■ **REQUIRED WORK**
Repeat each entry as written and leave the images out of the copy.

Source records
┄┄┄┄┄┄┄┄┄┄┄┄┄┄┄┄┄┄┄┄
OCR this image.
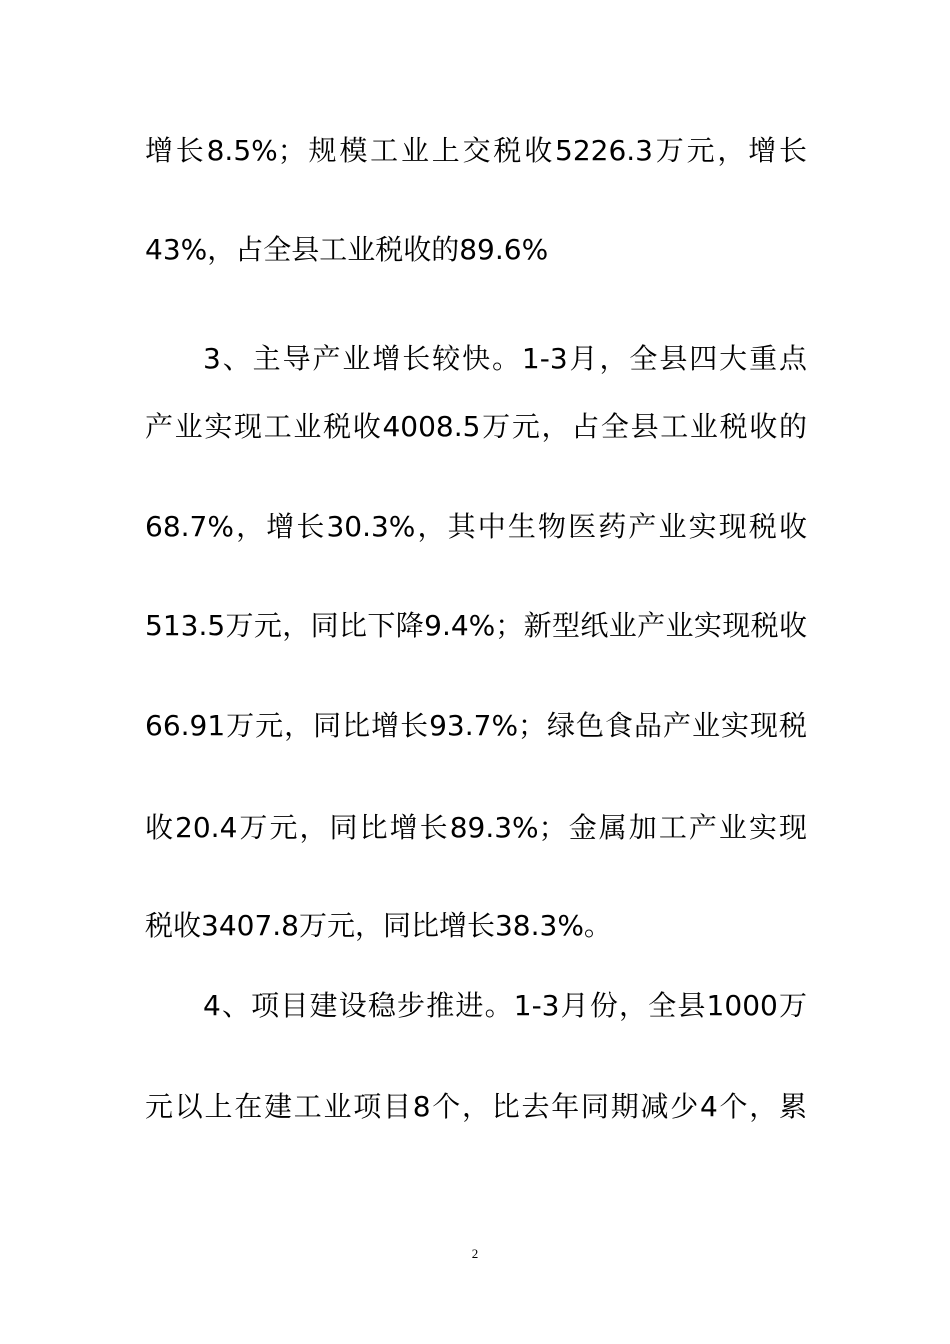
增长8.5%；规模工业上交税收5226.3万元，增长
43%，占全县工业税收的89.6%
3、主导产业增长较快。1-3月，全县四大重点
产业实现工业税收4008.5万元，占全县工业税收的
68.7%，增长30.3%，其中生物医药产业实现税收
513.5万元，同比下降9.4%；新型纸业产业实现税收
66.91万元，同比增长93.7%；绿色食品产业实现税
收20.4万元，同比增长89.3%；金属加工产业实现
税收3407.8万元，同比增长38.3%。
4、项目建设稳步推进。1-3月份，全县1000万
元以上在建工业项目8个，比去年同期减少4个，累
2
┄┄┄┄┄┄┄┄┄┄┄┄┄┄┄┄┄┄┄┄
■ **ANSWER**
OCR this image.
增长8.5%；规模工业上交税收5226.3万元，增长
43%，占全县工业税收的89.6%
3、主导产业增长较快。1-3月，全县四大重点
产业实现工业税收4008.5万元，占全县工业税收的
68.7%，增长30.3%，其中生物医药产业实现税收
513.5万元，同比下降9.4%；新型纸业产业实现税收
66.91万元，同比增长93.7%；绿色食品产业实现税
收20.4万元，同比增长89.3%；金属加工产业实现
税收3407.8万元，同比增长38.3%。
4、项目建设稳步推进。1-3月份，全县1000万
元以上在建工业项目8个，比去年同期减少4个，累
2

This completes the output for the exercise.